• **STORED RECORDS**:
'''

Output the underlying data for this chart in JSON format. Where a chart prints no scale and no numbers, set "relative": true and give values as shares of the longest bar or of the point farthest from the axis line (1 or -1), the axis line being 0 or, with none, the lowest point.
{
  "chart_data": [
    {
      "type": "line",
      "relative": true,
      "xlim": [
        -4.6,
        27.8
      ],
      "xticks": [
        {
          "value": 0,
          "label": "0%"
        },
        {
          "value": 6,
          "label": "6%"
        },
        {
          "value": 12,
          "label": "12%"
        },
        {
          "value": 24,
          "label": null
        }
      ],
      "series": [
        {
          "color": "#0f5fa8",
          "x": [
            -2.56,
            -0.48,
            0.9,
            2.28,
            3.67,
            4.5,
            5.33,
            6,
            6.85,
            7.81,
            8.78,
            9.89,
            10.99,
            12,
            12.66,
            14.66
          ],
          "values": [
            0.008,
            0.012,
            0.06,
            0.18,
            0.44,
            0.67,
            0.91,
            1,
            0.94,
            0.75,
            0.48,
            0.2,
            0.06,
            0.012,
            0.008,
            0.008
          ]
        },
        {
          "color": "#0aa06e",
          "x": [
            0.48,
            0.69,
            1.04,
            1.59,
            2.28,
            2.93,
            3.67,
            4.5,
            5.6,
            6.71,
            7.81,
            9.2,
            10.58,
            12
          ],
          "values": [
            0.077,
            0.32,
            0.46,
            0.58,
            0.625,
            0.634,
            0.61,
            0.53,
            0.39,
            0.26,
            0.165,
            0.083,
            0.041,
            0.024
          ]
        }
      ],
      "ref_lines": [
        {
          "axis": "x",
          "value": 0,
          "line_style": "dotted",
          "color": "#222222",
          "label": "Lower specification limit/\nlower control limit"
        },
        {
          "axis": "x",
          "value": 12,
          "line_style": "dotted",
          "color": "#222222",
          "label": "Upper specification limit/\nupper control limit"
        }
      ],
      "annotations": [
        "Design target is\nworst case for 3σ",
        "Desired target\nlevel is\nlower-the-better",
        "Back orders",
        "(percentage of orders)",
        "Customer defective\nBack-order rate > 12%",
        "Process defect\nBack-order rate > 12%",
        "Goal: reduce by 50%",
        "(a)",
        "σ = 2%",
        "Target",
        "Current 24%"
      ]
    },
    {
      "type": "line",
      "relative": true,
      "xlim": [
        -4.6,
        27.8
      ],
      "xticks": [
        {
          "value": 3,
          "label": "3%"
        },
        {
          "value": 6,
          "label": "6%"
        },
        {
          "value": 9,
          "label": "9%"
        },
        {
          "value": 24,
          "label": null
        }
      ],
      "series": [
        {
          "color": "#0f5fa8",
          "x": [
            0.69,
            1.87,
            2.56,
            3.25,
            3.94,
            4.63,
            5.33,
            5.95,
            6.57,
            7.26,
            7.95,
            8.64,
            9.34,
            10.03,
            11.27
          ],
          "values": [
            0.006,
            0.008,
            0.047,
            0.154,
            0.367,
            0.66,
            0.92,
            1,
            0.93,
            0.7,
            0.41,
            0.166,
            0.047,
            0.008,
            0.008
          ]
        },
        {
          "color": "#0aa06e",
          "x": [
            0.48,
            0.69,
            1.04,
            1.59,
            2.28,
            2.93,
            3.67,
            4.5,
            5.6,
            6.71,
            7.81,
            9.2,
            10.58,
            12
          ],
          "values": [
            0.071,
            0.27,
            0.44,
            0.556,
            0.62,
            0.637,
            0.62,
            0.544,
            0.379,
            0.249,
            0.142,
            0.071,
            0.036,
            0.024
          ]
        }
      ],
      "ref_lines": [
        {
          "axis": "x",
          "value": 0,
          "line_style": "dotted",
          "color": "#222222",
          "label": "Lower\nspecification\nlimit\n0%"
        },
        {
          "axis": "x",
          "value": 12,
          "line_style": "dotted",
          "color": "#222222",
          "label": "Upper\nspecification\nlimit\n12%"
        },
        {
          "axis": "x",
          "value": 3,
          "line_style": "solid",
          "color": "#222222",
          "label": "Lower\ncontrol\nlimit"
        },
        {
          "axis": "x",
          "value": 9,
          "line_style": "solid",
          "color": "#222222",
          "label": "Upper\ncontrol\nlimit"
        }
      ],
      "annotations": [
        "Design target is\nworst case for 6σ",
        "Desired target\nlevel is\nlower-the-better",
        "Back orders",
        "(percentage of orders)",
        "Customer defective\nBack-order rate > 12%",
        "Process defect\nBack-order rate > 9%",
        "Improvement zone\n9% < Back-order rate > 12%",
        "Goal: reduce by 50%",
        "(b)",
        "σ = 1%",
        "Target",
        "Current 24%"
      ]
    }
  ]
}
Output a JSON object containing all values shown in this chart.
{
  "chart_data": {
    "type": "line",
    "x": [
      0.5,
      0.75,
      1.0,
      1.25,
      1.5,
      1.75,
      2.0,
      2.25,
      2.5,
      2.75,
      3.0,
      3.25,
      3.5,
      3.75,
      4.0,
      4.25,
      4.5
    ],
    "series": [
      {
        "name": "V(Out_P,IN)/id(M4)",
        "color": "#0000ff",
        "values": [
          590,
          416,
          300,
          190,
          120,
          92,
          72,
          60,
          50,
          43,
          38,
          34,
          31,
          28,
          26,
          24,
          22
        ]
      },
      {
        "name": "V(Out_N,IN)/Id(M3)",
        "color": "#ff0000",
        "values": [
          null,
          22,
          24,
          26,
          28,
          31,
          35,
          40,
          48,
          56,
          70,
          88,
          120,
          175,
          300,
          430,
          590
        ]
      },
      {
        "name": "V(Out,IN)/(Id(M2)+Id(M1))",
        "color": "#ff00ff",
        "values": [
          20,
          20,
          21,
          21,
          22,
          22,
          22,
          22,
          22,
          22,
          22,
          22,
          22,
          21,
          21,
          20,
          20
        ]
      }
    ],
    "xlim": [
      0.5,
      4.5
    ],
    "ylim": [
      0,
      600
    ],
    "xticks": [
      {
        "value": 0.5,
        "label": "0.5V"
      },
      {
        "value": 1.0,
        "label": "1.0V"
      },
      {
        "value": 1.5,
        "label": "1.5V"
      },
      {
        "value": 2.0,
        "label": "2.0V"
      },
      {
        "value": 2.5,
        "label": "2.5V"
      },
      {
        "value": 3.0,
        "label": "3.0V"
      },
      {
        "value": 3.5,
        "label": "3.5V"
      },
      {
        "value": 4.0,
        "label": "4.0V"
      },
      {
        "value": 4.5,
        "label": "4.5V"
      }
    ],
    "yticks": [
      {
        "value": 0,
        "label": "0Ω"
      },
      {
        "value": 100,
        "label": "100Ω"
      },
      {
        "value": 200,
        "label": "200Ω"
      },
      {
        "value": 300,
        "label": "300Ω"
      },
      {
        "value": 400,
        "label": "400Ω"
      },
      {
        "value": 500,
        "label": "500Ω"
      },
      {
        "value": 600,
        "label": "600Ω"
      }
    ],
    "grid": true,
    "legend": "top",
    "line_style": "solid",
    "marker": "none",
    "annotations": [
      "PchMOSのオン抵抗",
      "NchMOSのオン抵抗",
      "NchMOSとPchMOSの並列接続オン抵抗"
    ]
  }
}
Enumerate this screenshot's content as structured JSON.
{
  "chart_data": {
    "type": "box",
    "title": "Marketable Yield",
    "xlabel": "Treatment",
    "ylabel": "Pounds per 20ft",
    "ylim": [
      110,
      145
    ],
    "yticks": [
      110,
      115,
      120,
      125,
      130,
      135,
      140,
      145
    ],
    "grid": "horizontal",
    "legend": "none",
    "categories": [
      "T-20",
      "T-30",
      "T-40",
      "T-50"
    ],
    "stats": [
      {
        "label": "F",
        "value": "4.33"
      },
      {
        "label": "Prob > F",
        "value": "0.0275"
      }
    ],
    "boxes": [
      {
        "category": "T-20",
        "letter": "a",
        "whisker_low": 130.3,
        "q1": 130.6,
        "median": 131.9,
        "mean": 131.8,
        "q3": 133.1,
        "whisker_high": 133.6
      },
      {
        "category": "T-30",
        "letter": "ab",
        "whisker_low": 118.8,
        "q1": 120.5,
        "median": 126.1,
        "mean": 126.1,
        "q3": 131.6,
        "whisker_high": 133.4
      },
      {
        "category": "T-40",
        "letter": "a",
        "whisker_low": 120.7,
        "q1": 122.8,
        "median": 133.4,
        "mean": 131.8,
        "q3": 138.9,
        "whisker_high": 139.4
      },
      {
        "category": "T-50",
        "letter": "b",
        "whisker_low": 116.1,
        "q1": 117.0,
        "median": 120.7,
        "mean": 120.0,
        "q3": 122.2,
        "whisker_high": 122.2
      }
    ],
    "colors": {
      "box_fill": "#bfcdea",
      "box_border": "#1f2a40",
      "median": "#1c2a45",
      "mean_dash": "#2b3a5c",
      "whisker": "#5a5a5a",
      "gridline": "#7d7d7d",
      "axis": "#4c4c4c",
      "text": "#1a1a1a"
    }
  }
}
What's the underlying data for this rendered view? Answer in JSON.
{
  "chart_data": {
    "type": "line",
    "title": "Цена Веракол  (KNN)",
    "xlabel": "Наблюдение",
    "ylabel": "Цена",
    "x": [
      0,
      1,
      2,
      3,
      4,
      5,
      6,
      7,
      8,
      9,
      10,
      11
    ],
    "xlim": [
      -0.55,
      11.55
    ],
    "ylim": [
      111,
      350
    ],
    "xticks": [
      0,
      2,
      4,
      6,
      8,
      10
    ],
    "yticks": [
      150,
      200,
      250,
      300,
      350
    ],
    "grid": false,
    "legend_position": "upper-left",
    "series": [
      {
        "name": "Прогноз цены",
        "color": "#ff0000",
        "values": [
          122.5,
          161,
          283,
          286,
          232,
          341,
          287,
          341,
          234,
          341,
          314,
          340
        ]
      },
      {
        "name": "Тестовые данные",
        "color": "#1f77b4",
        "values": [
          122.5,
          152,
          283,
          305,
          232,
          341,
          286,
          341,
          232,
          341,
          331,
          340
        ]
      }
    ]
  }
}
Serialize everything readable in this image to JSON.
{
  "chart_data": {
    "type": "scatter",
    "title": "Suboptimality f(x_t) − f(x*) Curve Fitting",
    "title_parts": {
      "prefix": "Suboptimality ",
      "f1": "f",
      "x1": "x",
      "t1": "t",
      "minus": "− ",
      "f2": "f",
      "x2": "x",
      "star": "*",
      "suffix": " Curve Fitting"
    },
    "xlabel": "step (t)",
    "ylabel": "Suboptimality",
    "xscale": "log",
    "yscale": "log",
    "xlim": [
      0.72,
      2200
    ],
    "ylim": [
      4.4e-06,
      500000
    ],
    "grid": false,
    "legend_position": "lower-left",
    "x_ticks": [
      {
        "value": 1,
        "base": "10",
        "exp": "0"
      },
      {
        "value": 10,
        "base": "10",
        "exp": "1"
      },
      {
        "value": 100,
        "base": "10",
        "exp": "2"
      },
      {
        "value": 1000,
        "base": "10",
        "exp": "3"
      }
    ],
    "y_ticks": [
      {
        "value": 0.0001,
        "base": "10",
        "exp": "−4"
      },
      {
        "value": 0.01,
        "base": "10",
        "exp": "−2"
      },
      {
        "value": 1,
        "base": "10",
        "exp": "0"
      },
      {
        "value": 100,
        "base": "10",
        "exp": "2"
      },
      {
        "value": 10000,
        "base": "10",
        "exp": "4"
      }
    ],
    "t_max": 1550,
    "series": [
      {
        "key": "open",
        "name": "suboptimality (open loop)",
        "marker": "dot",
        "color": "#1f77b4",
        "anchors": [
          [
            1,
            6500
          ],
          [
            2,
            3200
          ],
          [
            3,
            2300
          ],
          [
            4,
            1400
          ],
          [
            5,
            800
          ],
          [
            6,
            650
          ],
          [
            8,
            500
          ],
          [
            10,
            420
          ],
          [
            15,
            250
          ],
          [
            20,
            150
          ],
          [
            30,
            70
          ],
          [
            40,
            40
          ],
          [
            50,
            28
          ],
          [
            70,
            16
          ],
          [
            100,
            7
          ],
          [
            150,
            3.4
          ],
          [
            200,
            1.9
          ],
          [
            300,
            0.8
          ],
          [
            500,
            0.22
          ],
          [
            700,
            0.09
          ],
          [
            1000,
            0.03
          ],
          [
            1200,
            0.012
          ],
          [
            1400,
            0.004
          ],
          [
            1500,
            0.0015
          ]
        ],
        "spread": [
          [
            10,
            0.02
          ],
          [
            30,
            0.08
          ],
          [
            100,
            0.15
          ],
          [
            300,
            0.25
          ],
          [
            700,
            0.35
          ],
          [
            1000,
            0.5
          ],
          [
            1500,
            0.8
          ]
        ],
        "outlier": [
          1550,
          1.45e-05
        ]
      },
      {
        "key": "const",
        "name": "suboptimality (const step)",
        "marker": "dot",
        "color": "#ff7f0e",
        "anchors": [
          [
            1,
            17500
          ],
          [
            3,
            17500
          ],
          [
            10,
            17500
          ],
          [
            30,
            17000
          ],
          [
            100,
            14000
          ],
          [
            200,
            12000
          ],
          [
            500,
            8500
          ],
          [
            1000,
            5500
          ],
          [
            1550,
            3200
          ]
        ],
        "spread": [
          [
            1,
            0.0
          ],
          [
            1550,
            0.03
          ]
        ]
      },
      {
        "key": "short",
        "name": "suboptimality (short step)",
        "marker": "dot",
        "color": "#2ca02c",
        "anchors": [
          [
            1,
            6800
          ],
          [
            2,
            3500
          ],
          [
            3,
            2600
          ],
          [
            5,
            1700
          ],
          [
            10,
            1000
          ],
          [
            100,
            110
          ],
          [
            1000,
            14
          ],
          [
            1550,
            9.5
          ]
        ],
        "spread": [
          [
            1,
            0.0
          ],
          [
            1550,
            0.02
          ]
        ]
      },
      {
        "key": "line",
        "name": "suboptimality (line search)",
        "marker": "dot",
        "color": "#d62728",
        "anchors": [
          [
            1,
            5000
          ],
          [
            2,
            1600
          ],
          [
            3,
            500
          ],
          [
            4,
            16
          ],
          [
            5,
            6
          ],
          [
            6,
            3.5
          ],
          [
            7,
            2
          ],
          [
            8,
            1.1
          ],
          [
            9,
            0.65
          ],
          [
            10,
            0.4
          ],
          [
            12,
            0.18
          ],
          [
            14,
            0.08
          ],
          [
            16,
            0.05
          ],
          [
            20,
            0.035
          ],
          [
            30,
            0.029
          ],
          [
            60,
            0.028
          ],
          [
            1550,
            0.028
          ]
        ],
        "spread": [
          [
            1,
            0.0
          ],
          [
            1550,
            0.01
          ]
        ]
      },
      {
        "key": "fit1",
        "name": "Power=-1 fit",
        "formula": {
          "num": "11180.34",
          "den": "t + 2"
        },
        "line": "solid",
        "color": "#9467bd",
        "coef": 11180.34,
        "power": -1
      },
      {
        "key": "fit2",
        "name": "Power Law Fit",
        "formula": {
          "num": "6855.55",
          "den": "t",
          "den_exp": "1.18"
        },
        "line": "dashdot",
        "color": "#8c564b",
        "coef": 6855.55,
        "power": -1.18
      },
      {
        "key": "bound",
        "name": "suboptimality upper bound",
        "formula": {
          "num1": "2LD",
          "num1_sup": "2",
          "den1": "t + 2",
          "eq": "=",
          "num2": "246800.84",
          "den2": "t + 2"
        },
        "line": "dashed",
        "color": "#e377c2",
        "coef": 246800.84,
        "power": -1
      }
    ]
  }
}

'''

• **EXERCISE TASK**:
Pick out every line of the listing containing the word "category", and show those lines.

• **COMPLETE OUTPUT**:
        "category": "T-20",
        "category": "T-30",
        "category": "T-40",
        "category": "T-50",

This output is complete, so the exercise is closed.